▸ Problem
Write out every line of the material as it stands, apart from the pictures.

▸ Stored rows
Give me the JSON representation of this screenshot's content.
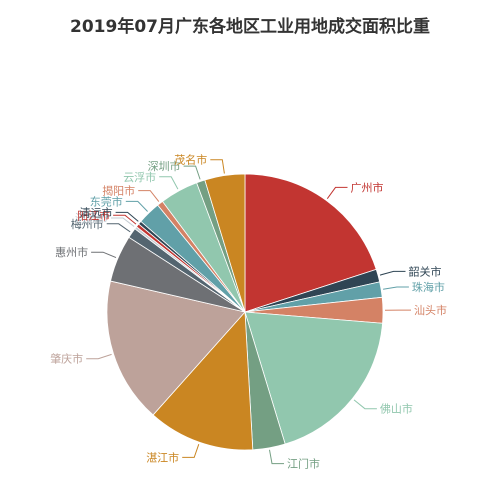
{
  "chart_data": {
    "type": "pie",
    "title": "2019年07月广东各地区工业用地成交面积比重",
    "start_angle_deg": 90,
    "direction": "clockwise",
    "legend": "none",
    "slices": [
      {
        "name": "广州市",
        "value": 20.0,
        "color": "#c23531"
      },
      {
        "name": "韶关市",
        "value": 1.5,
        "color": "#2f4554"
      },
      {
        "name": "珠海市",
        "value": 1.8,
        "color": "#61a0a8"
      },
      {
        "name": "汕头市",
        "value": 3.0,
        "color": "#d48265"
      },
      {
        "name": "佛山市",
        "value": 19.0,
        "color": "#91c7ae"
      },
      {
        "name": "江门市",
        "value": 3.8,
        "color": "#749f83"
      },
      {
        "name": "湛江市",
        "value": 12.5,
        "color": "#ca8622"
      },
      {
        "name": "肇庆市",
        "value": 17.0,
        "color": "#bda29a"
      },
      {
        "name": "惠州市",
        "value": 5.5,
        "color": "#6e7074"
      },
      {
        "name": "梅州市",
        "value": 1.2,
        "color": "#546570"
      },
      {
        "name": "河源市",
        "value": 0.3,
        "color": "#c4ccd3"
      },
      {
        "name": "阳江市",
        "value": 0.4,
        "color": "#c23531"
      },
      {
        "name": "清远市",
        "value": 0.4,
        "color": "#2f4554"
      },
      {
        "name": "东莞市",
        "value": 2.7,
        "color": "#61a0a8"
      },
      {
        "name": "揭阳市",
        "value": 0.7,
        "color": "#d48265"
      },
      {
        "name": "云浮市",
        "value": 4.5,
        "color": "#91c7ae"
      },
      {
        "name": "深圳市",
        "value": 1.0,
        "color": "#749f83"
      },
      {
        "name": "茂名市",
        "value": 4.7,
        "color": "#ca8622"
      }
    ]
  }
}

▸ Exercise answer
Give me the JSON representation of this screenshot's content.
{
  "chart_data": {
    "type": "pie",
    "title": "2019年07月广东各地区工业用地成交面积比重",
    "start_angle_deg": 90,
    "direction": "clockwise",
    "legend": "none",
    "slices": [
      {
        "name": "广州市",
        "value": 20.0,
        "color": "#c23531"
      },
      {
        "name": "韶关市",
        "value": 1.5,
        "color": "#2f4554"
      },
      {
        "name": "珠海市",
        "value": 1.8,
        "color": "#61a0a8"
      },
      {
        "name": "汕头市",
        "value": 3.0,
        "color": "#d48265"
      },
      {
        "name": "佛山市",
        "value": 19.0,
        "color": "#91c7ae"
      },
      {
        "name": "江门市",
        "value": 3.8,
        "color": "#749f83"
      },
      {
        "name": "湛江市",
        "value": 12.5,
        "color": "#ca8622"
      },
      {
        "name": "肇庆市",
        "value": 17.0,
        "color": "#bda29a"
      },
      {
        "name": "惠州市",
        "value": 5.5,
        "color": "#6e7074"
      },
      {
        "name": "梅州市",
        "value": 1.2,
        "color": "#546570"
      },
      {
        "name": "河源市",
        "value": 0.3,
        "color": "#c4ccd3"
      },
      {
        "name": "阳江市",
        "value": 0.4,
        "color": "#c23531"
      },
      {
        "name": "清远市",
        "value": 0.4,
        "color": "#2f4554"
      },
      {
        "name": "东莞市",
        "value": 2.7,
        "color": "#61a0a8"
      },
      {
        "name": "揭阳市",
        "value": 0.7,
        "color": "#d48265"
      },
      {
        "name": "云浮市",
        "value": 4.5,
        "color": "#91c7ae"
      },
      {
        "name": "深圳市",
        "value": 1.0,
        "color": "#749f83"
      },
      {
        "name": "茂名市",
        "value": 4.7,
        "color": "#ca8622"
      }
    ]
  }
}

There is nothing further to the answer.